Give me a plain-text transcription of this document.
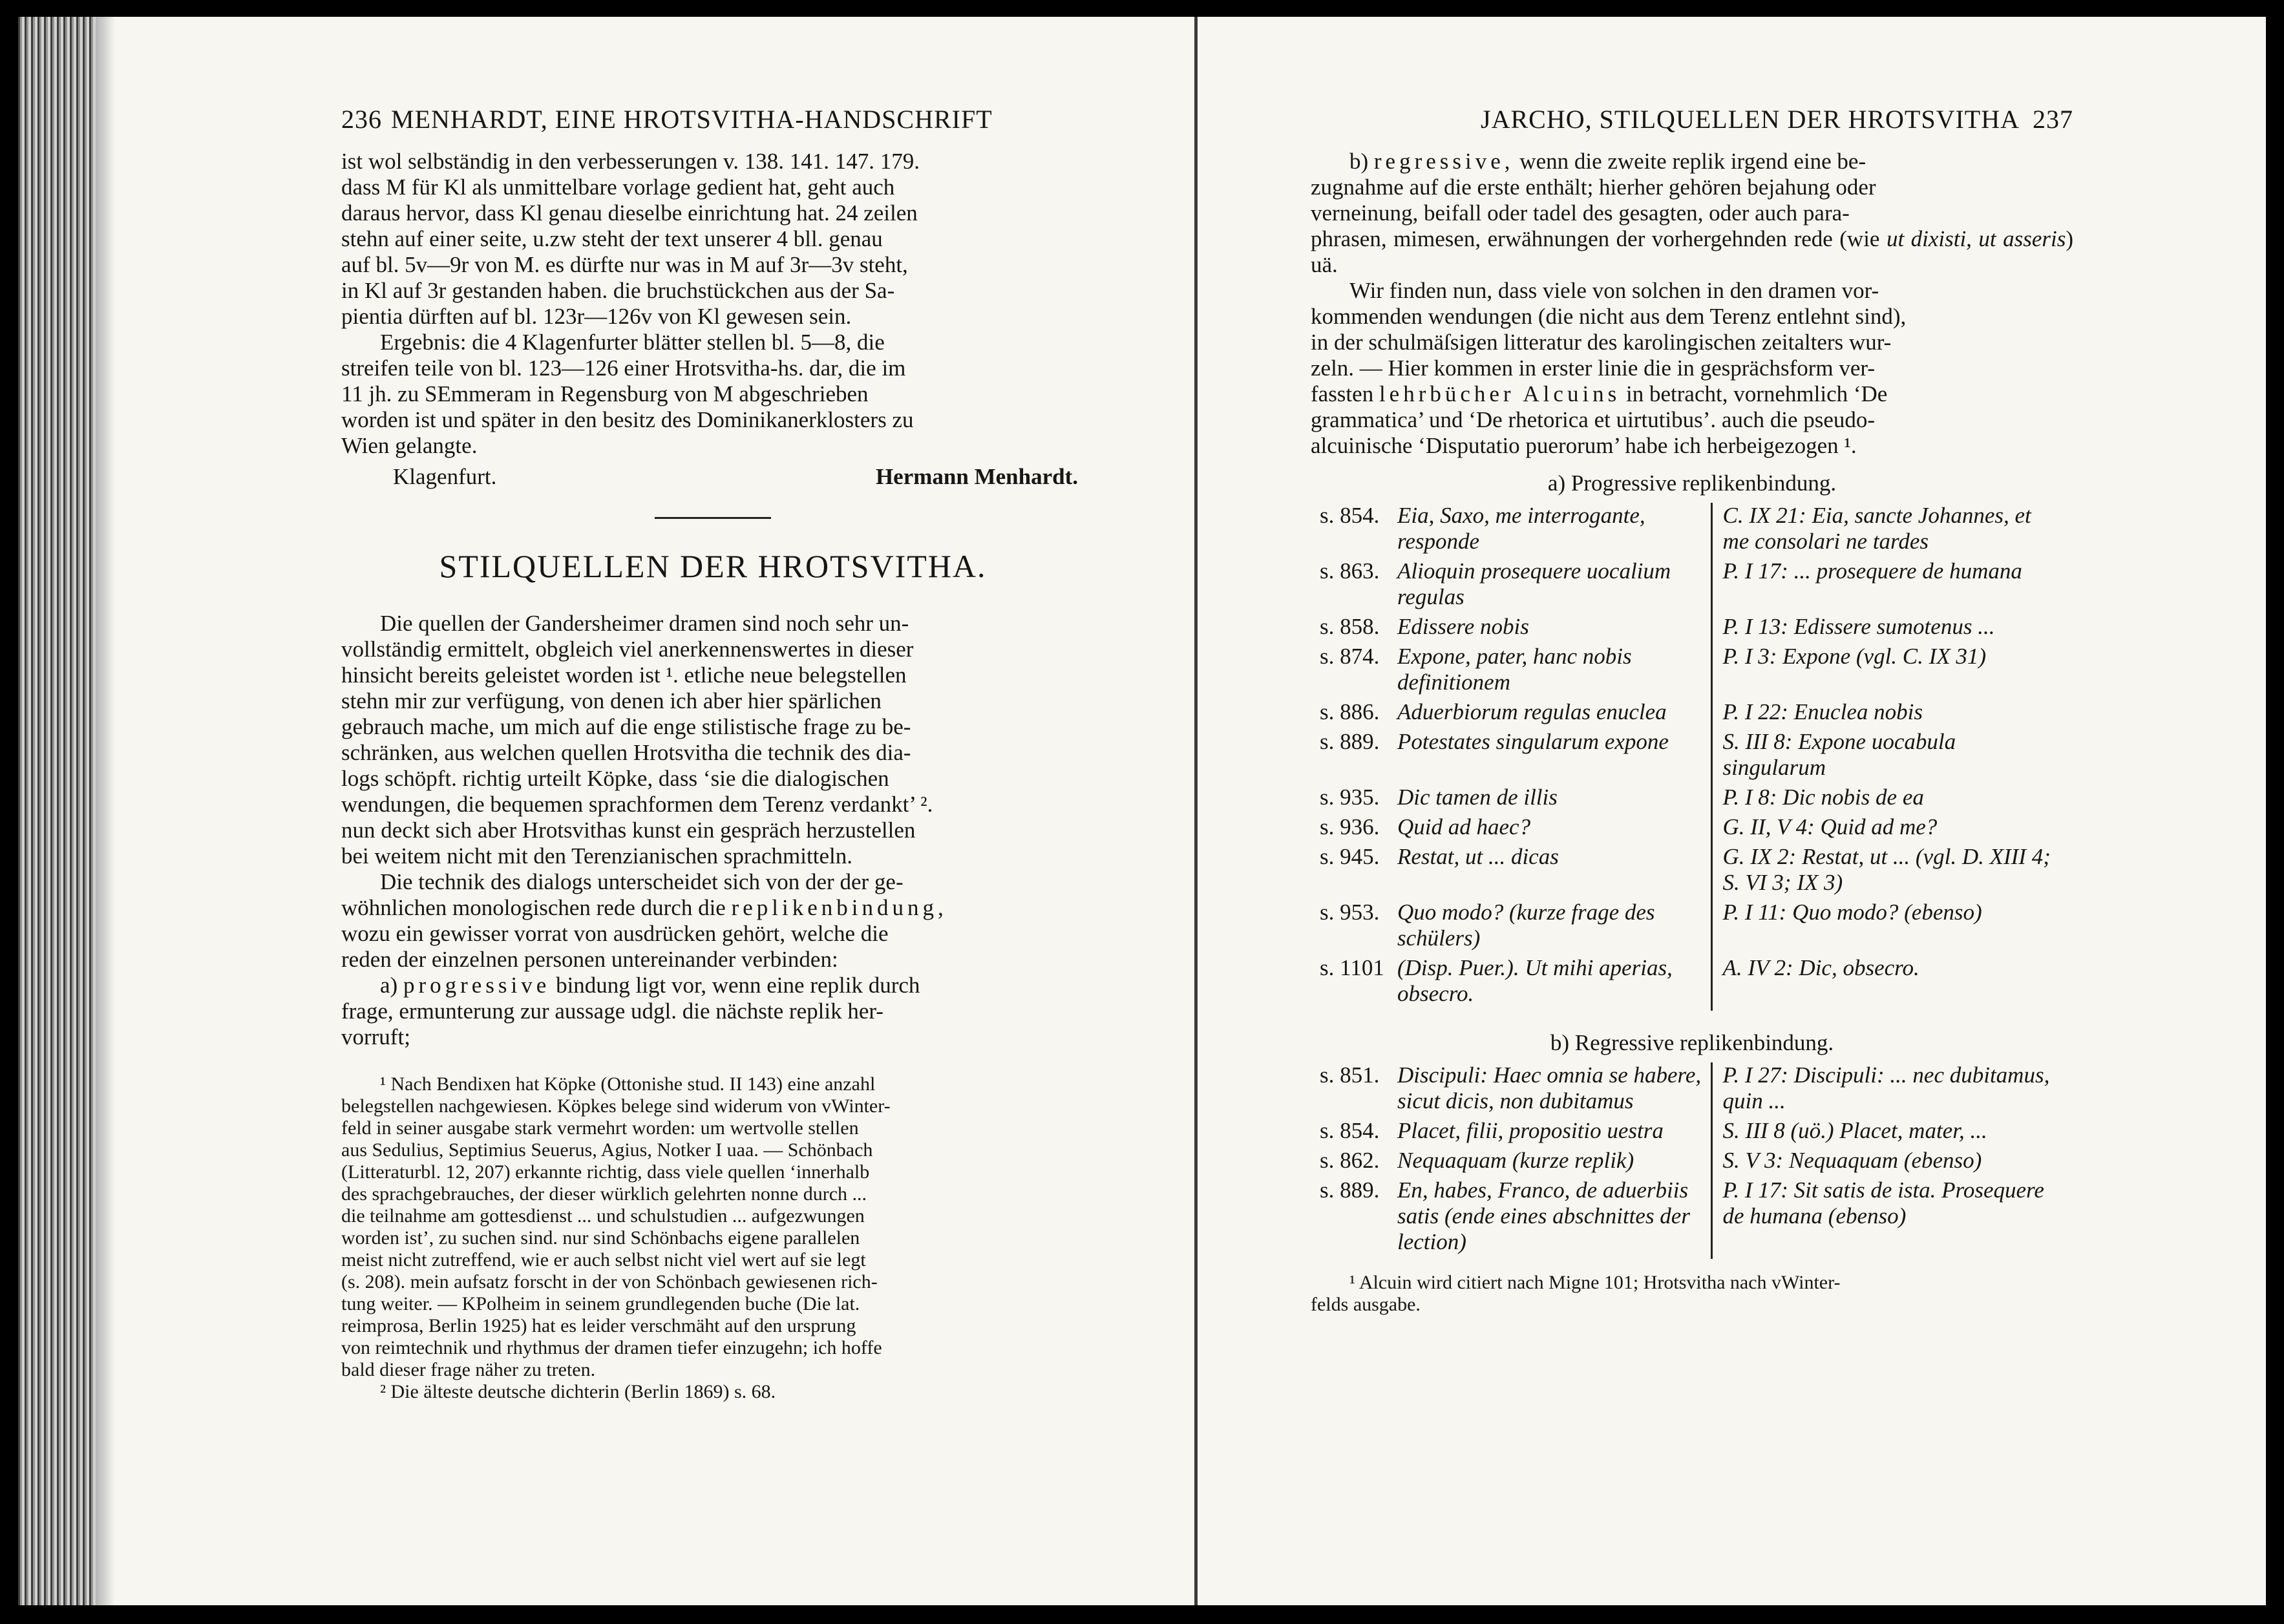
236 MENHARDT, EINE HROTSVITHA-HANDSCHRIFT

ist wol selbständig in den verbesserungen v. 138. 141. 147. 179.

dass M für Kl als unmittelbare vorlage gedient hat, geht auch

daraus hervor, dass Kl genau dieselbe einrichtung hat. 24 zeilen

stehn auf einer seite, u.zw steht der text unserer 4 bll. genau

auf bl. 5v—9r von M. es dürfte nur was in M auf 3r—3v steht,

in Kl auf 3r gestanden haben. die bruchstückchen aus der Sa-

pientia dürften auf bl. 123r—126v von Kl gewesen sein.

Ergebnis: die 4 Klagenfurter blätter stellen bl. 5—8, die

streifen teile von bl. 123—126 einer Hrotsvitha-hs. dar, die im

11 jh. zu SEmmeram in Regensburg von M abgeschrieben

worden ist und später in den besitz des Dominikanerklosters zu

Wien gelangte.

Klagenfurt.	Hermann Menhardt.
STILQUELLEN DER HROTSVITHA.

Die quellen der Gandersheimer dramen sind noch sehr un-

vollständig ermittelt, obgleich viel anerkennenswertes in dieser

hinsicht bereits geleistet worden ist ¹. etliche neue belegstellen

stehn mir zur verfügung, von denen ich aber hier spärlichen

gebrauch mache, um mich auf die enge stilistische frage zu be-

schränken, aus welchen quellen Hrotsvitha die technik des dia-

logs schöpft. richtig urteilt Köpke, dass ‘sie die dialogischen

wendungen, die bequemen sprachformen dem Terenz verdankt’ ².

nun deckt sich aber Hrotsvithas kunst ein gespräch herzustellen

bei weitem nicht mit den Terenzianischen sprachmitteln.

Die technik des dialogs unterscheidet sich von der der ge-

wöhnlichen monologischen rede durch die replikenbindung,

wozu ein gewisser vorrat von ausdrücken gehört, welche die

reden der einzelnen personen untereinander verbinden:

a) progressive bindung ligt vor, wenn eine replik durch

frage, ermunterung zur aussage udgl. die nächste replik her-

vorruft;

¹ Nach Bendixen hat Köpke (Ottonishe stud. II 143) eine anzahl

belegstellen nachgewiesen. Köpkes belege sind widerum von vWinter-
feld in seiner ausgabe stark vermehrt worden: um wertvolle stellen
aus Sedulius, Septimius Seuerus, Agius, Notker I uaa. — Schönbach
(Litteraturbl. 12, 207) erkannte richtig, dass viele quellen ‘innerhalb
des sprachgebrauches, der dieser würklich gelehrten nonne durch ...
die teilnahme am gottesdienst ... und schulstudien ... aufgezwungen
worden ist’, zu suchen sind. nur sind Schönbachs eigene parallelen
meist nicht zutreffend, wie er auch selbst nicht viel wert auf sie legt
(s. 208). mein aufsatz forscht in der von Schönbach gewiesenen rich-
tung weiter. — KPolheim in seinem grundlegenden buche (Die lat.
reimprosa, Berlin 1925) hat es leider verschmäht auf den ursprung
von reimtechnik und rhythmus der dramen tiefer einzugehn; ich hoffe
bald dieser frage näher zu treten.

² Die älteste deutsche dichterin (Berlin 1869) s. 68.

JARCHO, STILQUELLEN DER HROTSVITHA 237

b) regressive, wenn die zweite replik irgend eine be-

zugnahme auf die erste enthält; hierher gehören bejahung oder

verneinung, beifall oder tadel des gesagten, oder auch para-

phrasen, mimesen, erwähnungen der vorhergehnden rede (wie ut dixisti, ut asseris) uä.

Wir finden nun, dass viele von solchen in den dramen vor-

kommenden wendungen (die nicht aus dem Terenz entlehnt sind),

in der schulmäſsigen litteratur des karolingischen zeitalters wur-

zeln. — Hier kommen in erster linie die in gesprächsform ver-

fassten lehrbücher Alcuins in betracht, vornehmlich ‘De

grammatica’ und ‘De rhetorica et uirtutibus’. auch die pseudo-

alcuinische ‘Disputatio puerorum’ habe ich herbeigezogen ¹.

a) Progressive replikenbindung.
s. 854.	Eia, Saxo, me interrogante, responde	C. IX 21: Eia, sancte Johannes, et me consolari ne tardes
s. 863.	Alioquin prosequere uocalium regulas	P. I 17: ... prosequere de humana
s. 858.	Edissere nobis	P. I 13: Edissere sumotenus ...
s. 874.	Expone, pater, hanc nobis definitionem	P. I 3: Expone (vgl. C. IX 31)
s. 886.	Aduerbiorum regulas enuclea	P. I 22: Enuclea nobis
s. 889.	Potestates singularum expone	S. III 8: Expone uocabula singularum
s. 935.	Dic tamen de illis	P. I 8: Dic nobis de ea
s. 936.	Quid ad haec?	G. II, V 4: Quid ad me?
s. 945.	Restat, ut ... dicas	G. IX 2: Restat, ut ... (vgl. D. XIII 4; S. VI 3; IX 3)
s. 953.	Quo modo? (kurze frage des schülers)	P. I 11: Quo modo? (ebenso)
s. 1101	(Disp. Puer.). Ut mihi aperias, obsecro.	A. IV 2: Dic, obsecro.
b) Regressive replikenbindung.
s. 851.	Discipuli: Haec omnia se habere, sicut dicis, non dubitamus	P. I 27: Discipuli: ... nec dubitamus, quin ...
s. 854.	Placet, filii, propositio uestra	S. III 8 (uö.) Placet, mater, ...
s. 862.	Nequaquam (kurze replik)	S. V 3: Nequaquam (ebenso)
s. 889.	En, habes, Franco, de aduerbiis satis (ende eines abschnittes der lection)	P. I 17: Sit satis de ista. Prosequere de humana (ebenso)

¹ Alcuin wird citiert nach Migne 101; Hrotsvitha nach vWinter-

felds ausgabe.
::::::
Goal
Copy each line of the records above that carries the word "Berlin".

Output of the task
reimprosa, Berlin 1925) hat es leider verschmäht auf den ursprung
² Die älteste deutsche dichterin (Berlin 1869) s. 68.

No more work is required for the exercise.